§ **What this task involves**
Of the lines listed below, how many contain the string "Options"? Answer with the number alone.

━━━ Extracted information

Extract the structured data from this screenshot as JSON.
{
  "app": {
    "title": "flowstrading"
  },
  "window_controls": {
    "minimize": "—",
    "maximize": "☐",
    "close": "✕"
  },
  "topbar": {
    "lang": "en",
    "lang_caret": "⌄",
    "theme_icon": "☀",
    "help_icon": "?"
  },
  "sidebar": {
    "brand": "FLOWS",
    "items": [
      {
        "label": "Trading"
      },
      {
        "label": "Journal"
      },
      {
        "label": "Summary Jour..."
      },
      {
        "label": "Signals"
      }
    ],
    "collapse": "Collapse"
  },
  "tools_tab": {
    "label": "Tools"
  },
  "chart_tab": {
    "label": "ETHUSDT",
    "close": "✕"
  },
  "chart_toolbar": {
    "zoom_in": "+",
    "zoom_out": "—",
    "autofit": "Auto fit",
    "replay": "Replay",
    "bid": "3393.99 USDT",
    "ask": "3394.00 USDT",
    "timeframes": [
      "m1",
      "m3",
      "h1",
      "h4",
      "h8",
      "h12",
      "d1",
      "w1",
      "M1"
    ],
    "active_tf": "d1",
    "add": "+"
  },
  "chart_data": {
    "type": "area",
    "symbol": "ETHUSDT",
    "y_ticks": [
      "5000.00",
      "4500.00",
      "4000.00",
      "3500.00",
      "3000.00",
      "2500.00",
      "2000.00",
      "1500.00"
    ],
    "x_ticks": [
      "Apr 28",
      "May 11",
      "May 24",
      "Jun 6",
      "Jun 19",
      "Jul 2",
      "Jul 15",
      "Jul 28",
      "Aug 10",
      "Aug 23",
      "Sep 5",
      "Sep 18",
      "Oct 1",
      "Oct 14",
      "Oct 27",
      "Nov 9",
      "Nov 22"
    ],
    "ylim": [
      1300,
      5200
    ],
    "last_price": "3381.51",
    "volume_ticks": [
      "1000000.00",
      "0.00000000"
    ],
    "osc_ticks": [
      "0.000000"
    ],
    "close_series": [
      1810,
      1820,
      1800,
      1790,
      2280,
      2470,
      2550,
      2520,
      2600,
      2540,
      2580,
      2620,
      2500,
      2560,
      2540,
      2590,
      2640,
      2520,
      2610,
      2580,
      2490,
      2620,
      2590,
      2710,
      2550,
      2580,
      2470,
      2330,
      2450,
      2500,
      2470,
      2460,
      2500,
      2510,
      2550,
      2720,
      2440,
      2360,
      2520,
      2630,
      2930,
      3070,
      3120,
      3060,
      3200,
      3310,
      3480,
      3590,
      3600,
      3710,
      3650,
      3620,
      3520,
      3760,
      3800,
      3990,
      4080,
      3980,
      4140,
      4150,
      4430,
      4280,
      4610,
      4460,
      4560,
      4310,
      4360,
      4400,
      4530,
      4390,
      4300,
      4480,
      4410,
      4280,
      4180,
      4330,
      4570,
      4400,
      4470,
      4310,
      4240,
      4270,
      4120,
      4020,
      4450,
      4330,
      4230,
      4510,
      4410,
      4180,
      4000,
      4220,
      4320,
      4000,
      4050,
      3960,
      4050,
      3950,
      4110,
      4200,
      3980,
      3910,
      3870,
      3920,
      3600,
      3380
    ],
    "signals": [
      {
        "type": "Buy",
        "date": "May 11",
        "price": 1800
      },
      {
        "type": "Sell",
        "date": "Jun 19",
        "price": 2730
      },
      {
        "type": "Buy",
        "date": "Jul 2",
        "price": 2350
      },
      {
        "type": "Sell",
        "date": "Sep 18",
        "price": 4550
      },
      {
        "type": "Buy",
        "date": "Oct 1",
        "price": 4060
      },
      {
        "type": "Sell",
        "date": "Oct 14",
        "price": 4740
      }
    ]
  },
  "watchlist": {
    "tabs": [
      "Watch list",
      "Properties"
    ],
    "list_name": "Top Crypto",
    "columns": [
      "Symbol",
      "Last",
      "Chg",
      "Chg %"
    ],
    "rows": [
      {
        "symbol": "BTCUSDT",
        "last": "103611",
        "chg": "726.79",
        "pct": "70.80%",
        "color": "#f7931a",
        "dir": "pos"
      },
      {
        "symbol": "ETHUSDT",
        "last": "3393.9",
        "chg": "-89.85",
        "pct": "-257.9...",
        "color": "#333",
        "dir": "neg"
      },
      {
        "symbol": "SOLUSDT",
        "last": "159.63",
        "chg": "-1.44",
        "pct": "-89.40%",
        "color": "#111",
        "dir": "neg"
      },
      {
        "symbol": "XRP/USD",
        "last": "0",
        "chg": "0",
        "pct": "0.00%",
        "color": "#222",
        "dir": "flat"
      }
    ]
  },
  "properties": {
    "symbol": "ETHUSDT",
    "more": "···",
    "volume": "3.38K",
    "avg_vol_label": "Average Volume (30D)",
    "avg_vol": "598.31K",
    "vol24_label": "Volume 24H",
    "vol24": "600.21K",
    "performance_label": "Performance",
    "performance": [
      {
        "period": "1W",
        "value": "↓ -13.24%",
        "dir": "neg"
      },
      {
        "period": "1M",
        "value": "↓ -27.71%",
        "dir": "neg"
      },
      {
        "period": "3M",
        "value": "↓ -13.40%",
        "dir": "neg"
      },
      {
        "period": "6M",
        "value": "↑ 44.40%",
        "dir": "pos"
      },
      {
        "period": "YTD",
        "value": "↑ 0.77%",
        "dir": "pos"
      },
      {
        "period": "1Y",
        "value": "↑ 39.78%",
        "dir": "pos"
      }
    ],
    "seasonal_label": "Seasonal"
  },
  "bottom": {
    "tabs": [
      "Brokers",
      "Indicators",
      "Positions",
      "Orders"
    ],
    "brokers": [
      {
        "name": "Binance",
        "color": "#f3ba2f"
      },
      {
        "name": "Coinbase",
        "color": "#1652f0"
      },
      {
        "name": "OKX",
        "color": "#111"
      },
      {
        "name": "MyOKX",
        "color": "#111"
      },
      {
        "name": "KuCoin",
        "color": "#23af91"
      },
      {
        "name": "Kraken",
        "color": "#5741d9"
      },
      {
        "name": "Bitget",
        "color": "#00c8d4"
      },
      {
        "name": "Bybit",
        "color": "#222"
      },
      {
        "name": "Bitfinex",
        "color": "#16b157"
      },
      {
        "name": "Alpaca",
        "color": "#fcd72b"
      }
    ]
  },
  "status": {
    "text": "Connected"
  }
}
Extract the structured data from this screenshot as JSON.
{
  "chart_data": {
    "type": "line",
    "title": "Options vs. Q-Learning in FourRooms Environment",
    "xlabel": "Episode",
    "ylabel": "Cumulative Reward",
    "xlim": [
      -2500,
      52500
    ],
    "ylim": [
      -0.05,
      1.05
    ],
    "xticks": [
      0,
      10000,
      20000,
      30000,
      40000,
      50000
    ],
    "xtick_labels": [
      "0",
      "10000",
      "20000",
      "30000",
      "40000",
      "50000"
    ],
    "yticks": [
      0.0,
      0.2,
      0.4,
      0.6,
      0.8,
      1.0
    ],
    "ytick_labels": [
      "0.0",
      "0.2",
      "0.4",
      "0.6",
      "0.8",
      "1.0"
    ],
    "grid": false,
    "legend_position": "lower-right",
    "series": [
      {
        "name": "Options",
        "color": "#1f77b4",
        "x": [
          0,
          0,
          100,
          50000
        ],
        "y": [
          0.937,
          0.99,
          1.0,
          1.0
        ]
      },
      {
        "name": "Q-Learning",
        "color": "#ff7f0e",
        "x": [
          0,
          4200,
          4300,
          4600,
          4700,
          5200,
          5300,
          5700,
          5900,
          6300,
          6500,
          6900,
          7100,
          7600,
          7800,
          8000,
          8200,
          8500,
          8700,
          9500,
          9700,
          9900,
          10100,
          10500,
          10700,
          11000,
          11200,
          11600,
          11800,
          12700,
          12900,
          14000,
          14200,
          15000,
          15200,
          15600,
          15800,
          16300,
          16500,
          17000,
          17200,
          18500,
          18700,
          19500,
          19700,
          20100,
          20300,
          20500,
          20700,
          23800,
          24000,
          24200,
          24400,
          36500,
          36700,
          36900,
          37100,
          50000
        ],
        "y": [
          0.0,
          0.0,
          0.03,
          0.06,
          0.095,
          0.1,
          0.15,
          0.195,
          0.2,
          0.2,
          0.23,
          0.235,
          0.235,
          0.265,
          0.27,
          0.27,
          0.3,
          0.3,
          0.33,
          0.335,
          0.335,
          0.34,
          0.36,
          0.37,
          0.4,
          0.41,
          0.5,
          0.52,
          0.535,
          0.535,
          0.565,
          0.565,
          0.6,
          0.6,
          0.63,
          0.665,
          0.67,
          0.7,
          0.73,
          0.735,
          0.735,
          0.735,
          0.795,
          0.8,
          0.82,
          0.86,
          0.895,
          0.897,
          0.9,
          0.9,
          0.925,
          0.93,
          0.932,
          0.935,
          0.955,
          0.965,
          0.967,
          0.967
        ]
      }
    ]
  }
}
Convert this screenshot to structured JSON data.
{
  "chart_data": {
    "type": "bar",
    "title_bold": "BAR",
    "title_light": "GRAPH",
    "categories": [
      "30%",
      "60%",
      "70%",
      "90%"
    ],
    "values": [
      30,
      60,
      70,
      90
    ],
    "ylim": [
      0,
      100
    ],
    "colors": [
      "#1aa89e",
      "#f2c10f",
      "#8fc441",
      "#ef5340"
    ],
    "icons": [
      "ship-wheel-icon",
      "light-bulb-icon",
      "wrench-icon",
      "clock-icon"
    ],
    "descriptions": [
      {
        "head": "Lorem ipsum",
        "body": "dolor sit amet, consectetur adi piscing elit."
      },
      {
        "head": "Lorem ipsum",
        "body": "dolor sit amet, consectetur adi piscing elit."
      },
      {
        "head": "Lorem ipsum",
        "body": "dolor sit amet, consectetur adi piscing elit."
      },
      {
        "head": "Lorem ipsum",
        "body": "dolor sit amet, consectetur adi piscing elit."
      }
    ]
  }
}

━━━━━━

§ **Written answer**
2